▶ WHAT YOU WILL DO:
All of the listing below must be repeated word for word. Pictures are the only thing to omit.

▶ PROVIDED DATA:
** BEGIN **
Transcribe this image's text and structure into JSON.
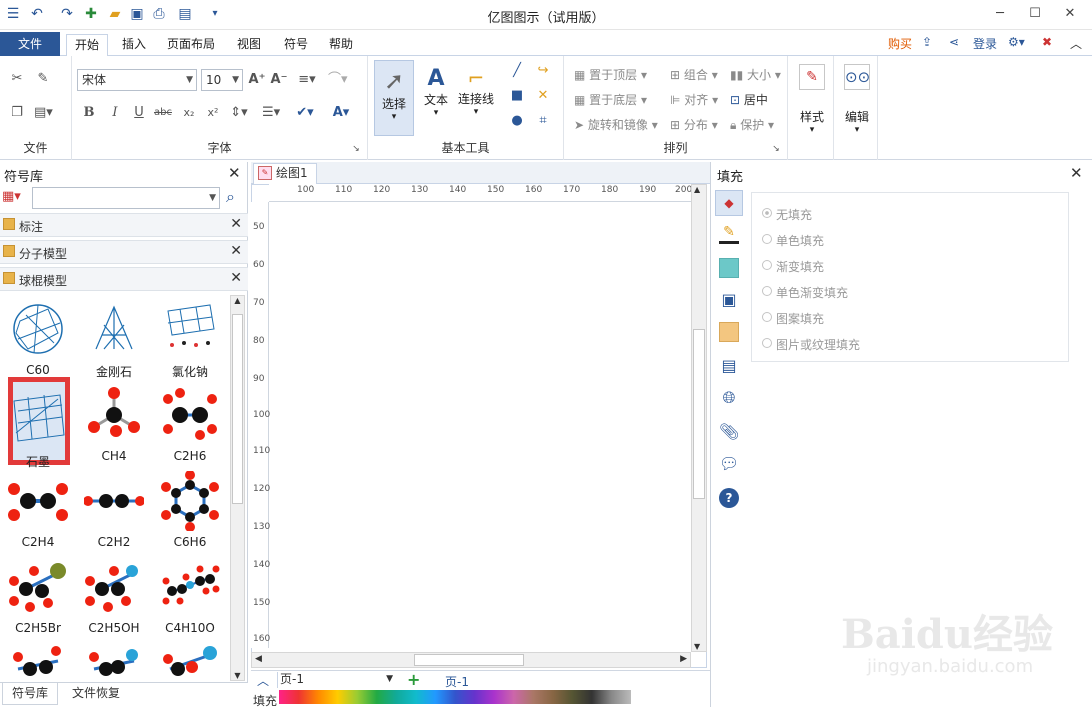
{
  "window": {
    "title": "亿图图示（试用版）"
  },
  "ribbon_tabs": {
    "file": "文件",
    "items": [
      "开始",
      "插入",
      "页面布局",
      "视图",
      "符号",
      "帮助"
    ]
  },
  "account": {
    "buy": "购买",
    "login": "登录"
  },
  "ribbon": {
    "file_group": "文件",
    "font_group": "字体",
    "font_name": "宋体",
    "font_size": "10",
    "basic_tools_group": "基本工具",
    "select_label": "选择",
    "text_label": "文本",
    "connector_label": "连接线",
    "arrange_group": "排列",
    "arrange": {
      "bring_front": "置于顶层",
      "send_back": "置于底层",
      "rotate_mirror": "旋转和镜像",
      "group": "组合",
      "align": "对齐",
      "distribute": "分布",
      "size": "大小",
      "center": "居中",
      "protect": "保护"
    },
    "style_label": "样式",
    "edit_label": "编辑"
  },
  "symbol_library": {
    "title": "符号库",
    "search_placeholder": "",
    "libraries": [
      "标注",
      "分子模型",
      "球棍模型"
    ],
    "symbols": [
      {
        "name": "C60"
      },
      {
        "name": "金刚石"
      },
      {
        "name": "氯化钠"
      },
      {
        "name": "石墨"
      },
      {
        "name": "CH4"
      },
      {
        "name": "C2H6"
      },
      {
        "name": "C2H4"
      },
      {
        "name": "C2H2"
      },
      {
        "name": "C6H6"
      },
      {
        "name": "C2H5Br"
      },
      {
        "name": "C2H5OH"
      },
      {
        "name": "C4H10O"
      }
    ],
    "selected": "石墨",
    "bottom_tabs": [
      "符号库",
      "文件恢复"
    ]
  },
  "document": {
    "tab_title": "绘图1",
    "ruler_h": [
      "100",
      "110",
      "120",
      "130",
      "140",
      "150",
      "160",
      "170",
      "180",
      "190",
      "200"
    ],
    "ruler_v": [
      "50",
      "60",
      "70",
      "80",
      "90",
      "100",
      "110",
      "120",
      "130",
      "140",
      "150",
      "160"
    ],
    "page_selector": "页-1",
    "page_tab": "页-1",
    "palette_label": "填充"
  },
  "fill_panel": {
    "title": "填充",
    "options": [
      "无填充",
      "单色填充",
      "渐变填充",
      "单色渐变填充",
      "图案填充",
      "图片或纹理填充"
    ],
    "selected": "无填充"
  },
  "watermark": {
    "brand": "Baidu经验",
    "url": "jingyan.baidu.com"
  },
  "colors": {
    "accent": "#2b5797",
    "selection": "#e23a3a",
    "buy": "#e05a00"
  }
}
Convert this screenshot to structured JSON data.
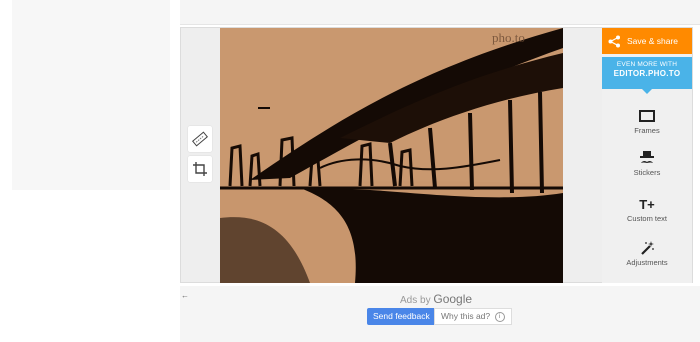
{
  "photo": {
    "watermark": "pho.to"
  },
  "left_tools": [
    {
      "icon": "photo-tag-icon"
    },
    {
      "icon": "crop-icon"
    }
  ],
  "sidebar": {
    "save_share_label": "Save & share",
    "promo_line1": "EVEN MORE WITH",
    "promo_line2": "EDITOR.PHO.TO",
    "items": [
      {
        "label": "Frames",
        "icon": "frames-icon"
      },
      {
        "label": "Stickers",
        "icon": "stickers-icon"
      },
      {
        "label": "Custom text",
        "icon": "custom-text-icon",
        "glyph": "T+"
      },
      {
        "label": "Adjustments",
        "icon": "adjustments-icon"
      }
    ]
  },
  "ads": {
    "ads_by": "Ads by",
    "google": "Google",
    "send_feedback": "Send feedback",
    "why_this_ad": "Why this ad?",
    "back": "←"
  },
  "colors": {
    "accent": "#ff8a00",
    "promo": "#4ab3e8",
    "feedback": "#4a86e8",
    "photo_tone": "#c9986f"
  }
}
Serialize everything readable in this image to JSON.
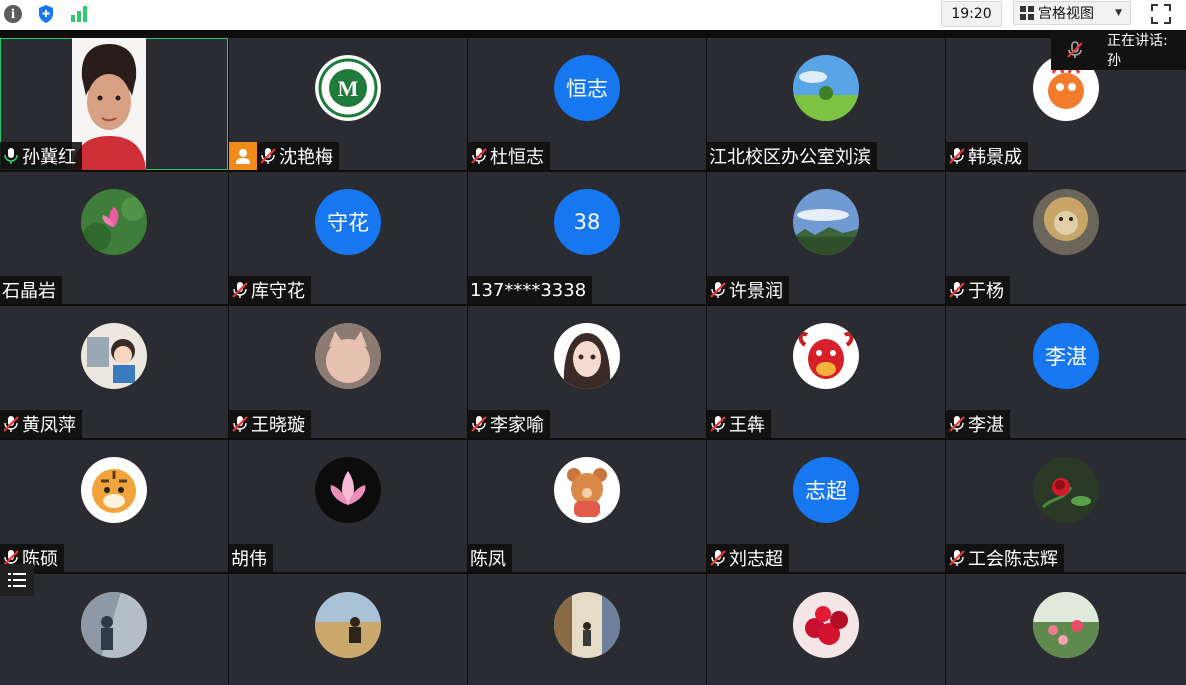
{
  "toolbar": {
    "info_icon": "info-icon",
    "shield_icon": "shield-icon",
    "signal_icon": "signal-icon",
    "time": "19:20",
    "view_label": "宫格视图",
    "fullscreen_icon": "fullscreen-icon"
  },
  "speaker_indicator": {
    "label": "正在讲话: 孙"
  },
  "colors": {
    "avatar_blue": "#1677f0",
    "speaking_border": "#2ec96a",
    "host_badge": "#f08a1a",
    "tile_bg": "#2b2c31"
  },
  "participants": [
    {
      "name": "孙冀红",
      "mic": "on",
      "avatar": "video",
      "speaking": true
    },
    {
      "name": "沈艳梅",
      "mic": "off",
      "avatar": "school-logo",
      "host": true
    },
    {
      "name": "杜恒志",
      "mic": "off",
      "avatar_text": "恒志"
    },
    {
      "name": "江北校区办公室刘滨",
      "mic": "none",
      "avatar": "meadow"
    },
    {
      "name": "韩景成",
      "mic": "off",
      "avatar": "dragon"
    },
    {
      "name": "石晶岩",
      "mic": "none",
      "avatar": "lotus-pond"
    },
    {
      "name": "库守花",
      "mic": "off",
      "avatar_text": "守花"
    },
    {
      "name": "137****3338",
      "mic": "none",
      "avatar_text": "38"
    },
    {
      "name": "许景润",
      "mic": "off",
      "avatar": "sky"
    },
    {
      "name": "于杨",
      "mic": "off",
      "avatar": "lion"
    },
    {
      "name": "黄凤萍",
      "mic": "off",
      "avatar": "cartoon-girl"
    },
    {
      "name": "王晓璇",
      "mic": "off",
      "avatar": "cat"
    },
    {
      "name": "李家喻",
      "mic": "off",
      "avatar": "anime-girl"
    },
    {
      "name": "王犇",
      "mic": "off",
      "avatar": "ox"
    },
    {
      "name": "李湛",
      "mic": "off",
      "avatar_text": "李湛"
    },
    {
      "name": "陈硕",
      "mic": "off",
      "avatar": "tiger"
    },
    {
      "name": "胡伟",
      "mic": "none",
      "avatar": "lotus-flower"
    },
    {
      "name": "陈凤",
      "mic": "none",
      "avatar": "bear"
    },
    {
      "name": "刘志超",
      "mic": "off",
      "avatar_text": "志超"
    },
    {
      "name": "工会陈志辉",
      "mic": "off",
      "avatar": "rose"
    },
    {
      "name": "",
      "mic": "none",
      "avatar": "photo-wall"
    },
    {
      "name": "",
      "mic": "none",
      "avatar": "photo-person"
    },
    {
      "name": "",
      "mic": "none",
      "avatar": "photo-street"
    },
    {
      "name": "",
      "mic": "none",
      "avatar": "cherries"
    },
    {
      "name": "",
      "mic": "none",
      "avatar": "flowers"
    }
  ],
  "list_button_icon": "list-icon"
}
** END **
▶ SOLUTION FOR THIS EXERCISE:
Transcribe this image's text and structure into JSON.
{
  "window": {
    "title": "亿图图示（试用版）"
  },
  "ribbon_tabs": {
    "file": "文件",
    "items": [
      "开始",
      "插入",
      "页面布局",
      "视图",
      "符号",
      "帮助"
    ]
  },
  "account": {
    "buy": "购买",
    "login": "登录"
  },
  "ribbon": {
    "file_group": "文件",
    "font_group": "字体",
    "font_name": "宋体",
    "font_size": "10",
    "basic_tools_group": "基本工具",
    "select_label": "选择",
    "text_label": "文本",
    "connector_label": "连接线",
    "arrange_group": "排列",
    "arrange": {
      "bring_front": "置于顶层",
      "send_back": "置于底层",
      "rotate_mirror": "旋转和镜像",
      "group": "组合",
      "align": "对齐",
      "distribute": "分布",
      "size": "大小",
      "center": "居中",
      "protect": "保护"
    },
    "style_label": "样式",
    "edit_label": "编辑"
  },
  "symbol_library": {
    "title": "符号库",
    "search_placeholder": "",
    "libraries": [
      "标注",
      "分子模型",
      "球棍模型"
    ],
    "symbols": [
      {
        "name": "C60"
      },
      {
        "name": "金刚石"
      },
      {
        "name": "氯化钠"
      },
      {
        "name": "石墨"
      },
      {
        "name": "CH4"
      },
      {
        "name": "C2H6"
      },
      {
        "name": "C2H4"
      },
      {
        "name": "C2H2"
      },
      {
        "name": "C6H6"
      },
      {
        "name": "C2H5Br"
      },
      {
        "name": "C2H5OH"
      },
      {
        "name": "C4H10O"
      }
    ],
    "selected": "石墨",
    "bottom_tabs": [
      "符号库",
      "文件恢复"
    ]
  },
  "document": {
    "tab_title": "绘图1",
    "ruler_h": [
      "100",
      "110",
      "120",
      "130",
      "140",
      "150",
      "160",
      "170",
      "180",
      "190",
      "200"
    ],
    "ruler_v": [
      "50",
      "60",
      "70",
      "80",
      "90",
      "100",
      "110",
      "120",
      "130",
      "140",
      "150",
      "160"
    ],
    "page_selector": "页-1",
    "page_tab": "页-1",
    "palette_label": "填充"
  },
  "fill_panel": {
    "title": "填充",
    "options": [
      "无填充",
      "单色填充",
      "渐变填充",
      "单色渐变填充",
      "图案填充",
      "图片或纹理填充"
    ],
    "selected": "无填充"
  },
  "watermark": {
    "brand": "Baidu经验",
    "url": "jingyan.baidu.com"
  },
  "colors": {
    "accent": "#2b5797",
    "selection": "#e23a3a",
    "buy": "#e05a00"
  }
}
Convert this screenshot to structured JSON data.
{
  "photo": {
    "watermark": "pho.to"
  },
  "left_tools": [
    {
      "icon": "photo-tag-icon"
    },
    {
      "icon": "crop-icon"
    }
  ],
  "sidebar": {
    "save_share_label": "Save & share",
    "promo_line1": "EVEN MORE WITH",
    "promo_line2": "EDITOR.PHO.TO",
    "items": [
      {
        "label": "Frames",
        "icon": "frames-icon"
      },
      {
        "label": "Stickers",
        "icon": "stickers-icon"
      },
      {
        "label": "Custom text",
        "icon": "custom-text-icon",
        "glyph": "T+"
      },
      {
        "label": "Adjustments",
        "icon": "adjustments-icon"
      }
    ]
  },
  "ads": {
    "ads_by": "Ads by",
    "google": "Google",
    "send_feedback": "Send feedback",
    "why_this_ad": "Why this ad?",
    "back": "←"
  },
  "colors": {
    "accent": "#ff8a00",
    "promo": "#4ab3e8",
    "feedback": "#4a86e8",
    "photo_tone": "#c9986f"
  }
}
Serialize everything readable in this image to JSON.
{
  "toolbar": {
    "info_icon": "info-icon",
    "shield_icon": "shield-icon",
    "signal_icon": "signal-icon",
    "time": "19:20",
    "view_label": "宫格视图",
    "fullscreen_icon": "fullscreen-icon"
  },
  "speaker_indicator": {
    "label": "正在讲话: 孙"
  },
  "colors": {
    "avatar_blue": "#1677f0",
    "speaking_border": "#2ec96a",
    "host_badge": "#f08a1a",
    "tile_bg": "#2b2c31"
  },
  "participants": [
    {
      "name": "孙冀红",
      "mic": "on",
      "avatar": "video",
      "speaking": true
    },
    {
      "name": "沈艳梅",
      "mic": "off",
      "avatar": "school-logo",
      "host": true
    },
    {
      "name": "杜恒志",
      "mic": "off",
      "avatar_text": "恒志"
    },
    {
      "name": "江北校区办公室刘滨",
      "mic": "none",
      "avatar": "meadow"
    },
    {
      "name": "韩景成",
      "mic": "off",
      "avatar": "dragon"
    },
    {
      "name": "石晶岩",
      "mic": "none",
      "avatar": "lotus-pond"
    },
    {
      "name": "库守花",
      "mic": "off",
      "avatar_text": "守花"
    },
    {
      "name": "137****3338",
      "mic": "none",
      "avatar_text": "38"
    },
    {
      "name": "许景润",
      "mic": "off",
      "avatar": "sky"
    },
    {
      "name": "于杨",
      "mic": "off",
      "avatar": "lion"
    },
    {
      "name": "黄凤萍",
      "mic": "off",
      "avatar": "cartoon-girl"
    },
    {
      "name": "王晓璇",
      "mic": "off",
      "avatar": "cat"
    },
    {
      "name": "李家喻",
      "mic": "off",
      "avatar": "anime-girl"
    },
    {
      "name": "王犇",
      "mic": "off",
      "avatar": "ox"
    },
    {
      "name": "李湛",
      "mic": "off",
      "avatar_text": "李湛"
    },
    {
      "name": "陈硕",
      "mic": "off",
      "avatar": "tiger"
    },
    {
      "name": "胡伟",
      "mic": "none",
      "avatar": "lotus-flower"
    },
    {
      "name": "陈凤",
      "mic": "none",
      "avatar": "bear"
    },
    {
      "name": "刘志超",
      "mic": "off",
      "avatar_text": "志超"
    },
    {
      "name": "工会陈志辉",
      "mic": "off",
      "avatar": "rose"
    },
    {
      "name": "",
      "mic": "none",
      "avatar": "photo-wall"
    },
    {
      "name": "",
      "mic": "none",
      "avatar": "photo-person"
    },
    {
      "name": "",
      "mic": "none",
      "avatar": "photo-street"
    },
    {
      "name": "",
      "mic": "none",
      "avatar": "cherries"
    },
    {
      "name": "",
      "mic": "none",
      "avatar": "flowers"
    }
  ],
  "list_button_icon": "list-icon"
}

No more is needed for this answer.